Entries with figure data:
:::::
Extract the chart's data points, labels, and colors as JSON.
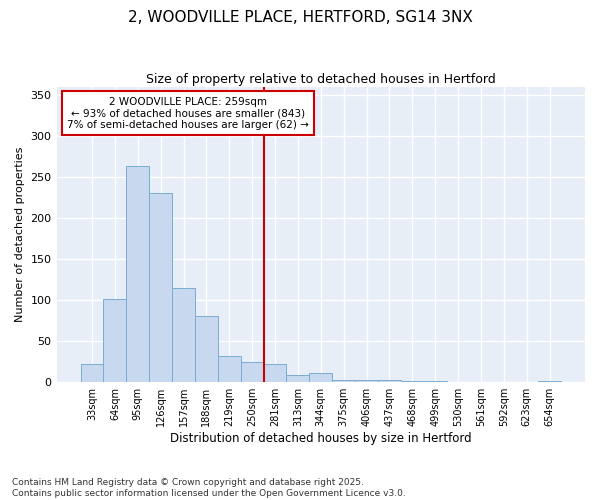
{
  "title": "2, WOODVILLE PLACE, HERTFORD, SG14 3NX",
  "subtitle": "Size of property relative to detached houses in Hertford",
  "xlabel": "Distribution of detached houses by size in Hertford",
  "ylabel": "Number of detached properties",
  "categories": [
    "33sqm",
    "64sqm",
    "95sqm",
    "126sqm",
    "157sqm",
    "188sqm",
    "219sqm",
    "250sqm",
    "281sqm",
    "313sqm",
    "344sqm",
    "375sqm",
    "406sqm",
    "437sqm",
    "468sqm",
    "499sqm",
    "530sqm",
    "561sqm",
    "592sqm",
    "623sqm",
    "654sqm"
  ],
  "values": [
    22,
    101,
    263,
    231,
    115,
    81,
    32,
    25,
    22,
    9,
    11,
    3,
    3,
    3,
    1,
    2,
    0,
    0,
    0,
    0,
    2
  ],
  "bar_color": "#c8d8ee",
  "bar_edge_color": "#7aadd4",
  "vline_x": 7.5,
  "vline_color": "#cc0000",
  "annotation_title": "2 WOODVILLE PLACE: 259sqm",
  "annotation_line1": "← 93% of detached houses are smaller (843)",
  "annotation_line2": "7% of semi-detached houses are larger (62) →",
  "ylim": [
    0,
    360
  ],
  "yticks": [
    0,
    50,
    100,
    150,
    200,
    250,
    300,
    350
  ],
  "footer": "Contains HM Land Registry data © Crown copyright and database right 2025.\nContains public sector information licensed under the Open Government Licence v3.0.",
  "bg_color": "#ffffff",
  "plot_bg_color": "#e8eef8",
  "grid_color": "#ffffff"
}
:::::
WHAT YOU SHOULD DO:
Pull out each line of the listing that holds the string "WOODVILLE".

RESULT OF THIS EXERCISE:
  "title": "2, WOODVILLE PLACE, HERTFORD, SG14 3NX",
  "annotation_title": "2 WOODVILLE PLACE: 259sqm",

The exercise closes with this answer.